Aim of the task: Write the material out again in full, exactly.

Data entries:
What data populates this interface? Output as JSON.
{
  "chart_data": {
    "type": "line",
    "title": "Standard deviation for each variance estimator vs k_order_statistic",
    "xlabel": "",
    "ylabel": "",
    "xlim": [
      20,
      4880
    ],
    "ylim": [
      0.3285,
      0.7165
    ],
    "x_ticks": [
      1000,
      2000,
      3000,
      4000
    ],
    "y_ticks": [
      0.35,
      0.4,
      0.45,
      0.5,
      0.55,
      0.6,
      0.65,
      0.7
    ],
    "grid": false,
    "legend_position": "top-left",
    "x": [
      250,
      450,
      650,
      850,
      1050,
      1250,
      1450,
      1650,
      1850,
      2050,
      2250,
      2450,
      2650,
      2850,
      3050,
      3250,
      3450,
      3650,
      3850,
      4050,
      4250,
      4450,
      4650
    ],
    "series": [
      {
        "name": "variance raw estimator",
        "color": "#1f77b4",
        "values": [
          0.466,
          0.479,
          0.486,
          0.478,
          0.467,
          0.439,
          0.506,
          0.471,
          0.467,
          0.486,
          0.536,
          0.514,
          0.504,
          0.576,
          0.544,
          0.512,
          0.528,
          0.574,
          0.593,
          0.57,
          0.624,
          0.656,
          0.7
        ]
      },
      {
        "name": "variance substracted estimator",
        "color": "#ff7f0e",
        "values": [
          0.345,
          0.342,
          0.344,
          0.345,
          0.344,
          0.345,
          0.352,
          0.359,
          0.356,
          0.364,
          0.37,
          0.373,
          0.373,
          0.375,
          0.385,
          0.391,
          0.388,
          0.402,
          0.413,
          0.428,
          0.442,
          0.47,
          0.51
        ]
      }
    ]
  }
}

Solution for this task:
What data populates this interface? Output as JSON.
{
  "chart_data": {
    "type": "line",
    "title": "Standard deviation for each variance estimator vs k_order_statistic",
    "xlabel": "",
    "ylabel": "",
    "xlim": [
      20,
      4880
    ],
    "ylim": [
      0.3285,
      0.7165
    ],
    "x_ticks": [
      1000,
      2000,
      3000,
      4000
    ],
    "y_ticks": [
      0.35,
      0.4,
      0.45,
      0.5,
      0.55,
      0.6,
      0.65,
      0.7
    ],
    "grid": false,
    "legend_position": "top-left",
    "x": [
      250,
      450,
      650,
      850,
      1050,
      1250,
      1450,
      1650,
      1850,
      2050,
      2250,
      2450,
      2650,
      2850,
      3050,
      3250,
      3450,
      3650,
      3850,
      4050,
      4250,
      4450,
      4650
    ],
    "series": [
      {
        "name": "variance raw estimator",
        "color": "#1f77b4",
        "values": [
          0.466,
          0.479,
          0.486,
          0.478,
          0.467,
          0.439,
          0.506,
          0.471,
          0.467,
          0.486,
          0.536,
          0.514,
          0.504,
          0.576,
          0.544,
          0.512,
          0.528,
          0.574,
          0.593,
          0.57,
          0.624,
          0.656,
          0.7
        ]
      },
      {
        "name": "variance substracted estimator",
        "color": "#ff7f0e",
        "values": [
          0.345,
          0.342,
          0.344,
          0.345,
          0.344,
          0.345,
          0.352,
          0.359,
          0.356,
          0.364,
          0.37,
          0.373,
          0.373,
          0.375,
          0.385,
          0.391,
          0.388,
          0.402,
          0.413,
          0.428,
          0.442,
          0.47,
          0.51
        ]
      }
    ]
  }
}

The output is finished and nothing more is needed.